REQUIREMENTS: Extract the items below without any change, beginning with the first line of the items and stopping after the line that contains "legend-swatch (980, 208, 1014, 220)", with both of those lines included.

-- begin THE DATA --

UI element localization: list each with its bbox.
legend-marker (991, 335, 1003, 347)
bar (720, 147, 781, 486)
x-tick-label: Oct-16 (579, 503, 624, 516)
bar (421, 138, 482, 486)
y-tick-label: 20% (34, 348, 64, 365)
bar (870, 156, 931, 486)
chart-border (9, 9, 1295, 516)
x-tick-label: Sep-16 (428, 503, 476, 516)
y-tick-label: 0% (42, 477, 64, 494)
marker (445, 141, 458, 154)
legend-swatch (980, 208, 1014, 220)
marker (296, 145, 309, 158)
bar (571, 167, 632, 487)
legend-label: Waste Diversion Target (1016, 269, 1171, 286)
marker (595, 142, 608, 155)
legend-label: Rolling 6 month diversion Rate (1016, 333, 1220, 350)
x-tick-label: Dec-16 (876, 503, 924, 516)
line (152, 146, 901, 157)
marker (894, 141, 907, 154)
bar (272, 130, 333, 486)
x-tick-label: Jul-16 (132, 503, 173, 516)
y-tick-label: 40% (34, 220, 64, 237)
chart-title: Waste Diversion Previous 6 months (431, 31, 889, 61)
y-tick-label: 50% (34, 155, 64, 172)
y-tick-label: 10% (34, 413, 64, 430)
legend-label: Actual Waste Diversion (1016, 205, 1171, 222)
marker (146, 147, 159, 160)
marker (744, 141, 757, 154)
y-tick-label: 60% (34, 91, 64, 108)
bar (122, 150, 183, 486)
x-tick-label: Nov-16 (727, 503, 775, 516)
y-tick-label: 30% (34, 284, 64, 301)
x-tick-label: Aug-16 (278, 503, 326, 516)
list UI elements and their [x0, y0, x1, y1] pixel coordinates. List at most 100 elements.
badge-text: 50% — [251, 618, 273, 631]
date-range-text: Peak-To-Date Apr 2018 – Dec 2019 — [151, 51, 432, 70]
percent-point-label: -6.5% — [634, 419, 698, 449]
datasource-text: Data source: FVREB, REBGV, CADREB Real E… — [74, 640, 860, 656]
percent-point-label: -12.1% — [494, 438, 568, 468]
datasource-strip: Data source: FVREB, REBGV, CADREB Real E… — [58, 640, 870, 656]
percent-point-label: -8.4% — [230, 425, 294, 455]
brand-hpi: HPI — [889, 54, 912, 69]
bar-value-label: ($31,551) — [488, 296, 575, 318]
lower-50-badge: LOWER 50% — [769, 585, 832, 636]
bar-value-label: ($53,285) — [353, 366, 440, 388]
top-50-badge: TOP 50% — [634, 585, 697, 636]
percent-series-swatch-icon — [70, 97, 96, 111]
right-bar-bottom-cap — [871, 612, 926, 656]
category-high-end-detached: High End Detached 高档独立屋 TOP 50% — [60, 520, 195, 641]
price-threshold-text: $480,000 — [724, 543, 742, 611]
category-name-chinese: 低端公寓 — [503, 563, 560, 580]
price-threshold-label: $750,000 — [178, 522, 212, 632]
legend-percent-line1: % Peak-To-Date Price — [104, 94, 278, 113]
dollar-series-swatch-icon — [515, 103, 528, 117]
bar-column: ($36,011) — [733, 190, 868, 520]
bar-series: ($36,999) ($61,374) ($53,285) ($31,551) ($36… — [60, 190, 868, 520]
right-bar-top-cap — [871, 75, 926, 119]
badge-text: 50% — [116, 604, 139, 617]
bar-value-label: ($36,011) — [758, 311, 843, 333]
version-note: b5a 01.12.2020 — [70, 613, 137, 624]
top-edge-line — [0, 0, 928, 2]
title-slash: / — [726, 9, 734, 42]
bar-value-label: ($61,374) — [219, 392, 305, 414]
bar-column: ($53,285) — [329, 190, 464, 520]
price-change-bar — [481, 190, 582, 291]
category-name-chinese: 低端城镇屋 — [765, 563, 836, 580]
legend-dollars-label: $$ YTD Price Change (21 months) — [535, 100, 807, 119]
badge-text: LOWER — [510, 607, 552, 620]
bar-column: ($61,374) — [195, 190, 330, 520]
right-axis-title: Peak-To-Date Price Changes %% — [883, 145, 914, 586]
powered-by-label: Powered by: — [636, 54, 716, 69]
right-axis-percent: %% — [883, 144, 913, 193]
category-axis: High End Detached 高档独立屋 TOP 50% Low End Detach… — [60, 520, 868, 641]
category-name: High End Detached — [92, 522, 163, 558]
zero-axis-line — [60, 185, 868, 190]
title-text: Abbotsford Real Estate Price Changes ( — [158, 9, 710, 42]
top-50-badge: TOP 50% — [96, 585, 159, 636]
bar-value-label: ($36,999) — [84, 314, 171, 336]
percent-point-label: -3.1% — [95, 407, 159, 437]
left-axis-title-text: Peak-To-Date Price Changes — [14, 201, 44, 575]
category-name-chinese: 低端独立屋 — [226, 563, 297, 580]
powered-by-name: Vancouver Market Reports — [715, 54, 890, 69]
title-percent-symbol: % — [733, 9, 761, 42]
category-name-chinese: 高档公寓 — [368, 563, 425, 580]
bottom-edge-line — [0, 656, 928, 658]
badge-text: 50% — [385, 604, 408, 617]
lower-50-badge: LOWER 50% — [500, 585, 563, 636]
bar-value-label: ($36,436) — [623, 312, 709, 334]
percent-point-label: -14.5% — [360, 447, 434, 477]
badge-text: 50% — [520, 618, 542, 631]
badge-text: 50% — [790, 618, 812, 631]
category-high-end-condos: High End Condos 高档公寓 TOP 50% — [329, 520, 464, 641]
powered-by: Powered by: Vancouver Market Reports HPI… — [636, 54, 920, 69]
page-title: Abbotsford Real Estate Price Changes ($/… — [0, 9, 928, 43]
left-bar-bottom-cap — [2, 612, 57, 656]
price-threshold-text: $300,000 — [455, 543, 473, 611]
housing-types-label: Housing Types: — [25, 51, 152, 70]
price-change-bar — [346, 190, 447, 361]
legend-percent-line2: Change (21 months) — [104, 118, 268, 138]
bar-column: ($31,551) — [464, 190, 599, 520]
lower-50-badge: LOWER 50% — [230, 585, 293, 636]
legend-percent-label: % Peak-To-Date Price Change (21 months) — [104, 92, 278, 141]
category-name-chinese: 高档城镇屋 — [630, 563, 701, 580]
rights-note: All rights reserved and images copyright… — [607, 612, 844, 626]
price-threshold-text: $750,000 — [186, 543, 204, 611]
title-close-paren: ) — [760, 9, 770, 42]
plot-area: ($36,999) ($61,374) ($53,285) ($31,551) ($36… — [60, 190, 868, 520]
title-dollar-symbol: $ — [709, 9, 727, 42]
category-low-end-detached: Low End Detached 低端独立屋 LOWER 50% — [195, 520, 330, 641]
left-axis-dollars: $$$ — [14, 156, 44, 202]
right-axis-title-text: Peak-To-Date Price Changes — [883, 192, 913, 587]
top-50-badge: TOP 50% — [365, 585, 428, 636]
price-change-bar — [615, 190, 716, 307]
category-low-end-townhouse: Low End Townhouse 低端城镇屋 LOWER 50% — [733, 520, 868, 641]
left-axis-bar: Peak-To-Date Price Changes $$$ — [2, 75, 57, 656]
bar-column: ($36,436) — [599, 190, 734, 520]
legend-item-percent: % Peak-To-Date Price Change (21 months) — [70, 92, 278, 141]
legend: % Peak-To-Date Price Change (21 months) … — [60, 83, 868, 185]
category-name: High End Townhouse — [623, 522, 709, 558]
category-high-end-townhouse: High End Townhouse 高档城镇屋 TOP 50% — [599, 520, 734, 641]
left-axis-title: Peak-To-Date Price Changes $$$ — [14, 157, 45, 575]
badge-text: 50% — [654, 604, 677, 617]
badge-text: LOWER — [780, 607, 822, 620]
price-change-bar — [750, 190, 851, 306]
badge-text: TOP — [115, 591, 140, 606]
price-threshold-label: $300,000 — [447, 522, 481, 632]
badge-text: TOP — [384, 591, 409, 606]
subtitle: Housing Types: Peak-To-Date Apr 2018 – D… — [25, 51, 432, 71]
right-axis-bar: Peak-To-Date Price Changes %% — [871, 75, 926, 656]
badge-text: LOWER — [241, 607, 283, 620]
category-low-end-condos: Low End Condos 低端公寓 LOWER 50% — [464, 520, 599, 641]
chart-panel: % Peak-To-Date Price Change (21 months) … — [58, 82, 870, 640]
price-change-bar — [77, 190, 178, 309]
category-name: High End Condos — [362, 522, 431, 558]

-- end THE DATA --

TASK OUTPUT:
UI element localization: list each with its bbox.
legend-marker (991, 335, 1003, 347)
bar (720, 147, 781, 486)
x-tick-label: Oct-16 (579, 503, 624, 516)
bar (421, 138, 482, 486)
y-tick-label: 20% (34, 348, 64, 365)
bar (870, 156, 931, 486)
chart-border (9, 9, 1295, 516)
x-tick-label: Sep-16 (428, 503, 476, 516)
y-tick-label: 0% (42, 477, 64, 494)
marker (445, 141, 458, 154)
legend-swatch (980, 208, 1014, 220)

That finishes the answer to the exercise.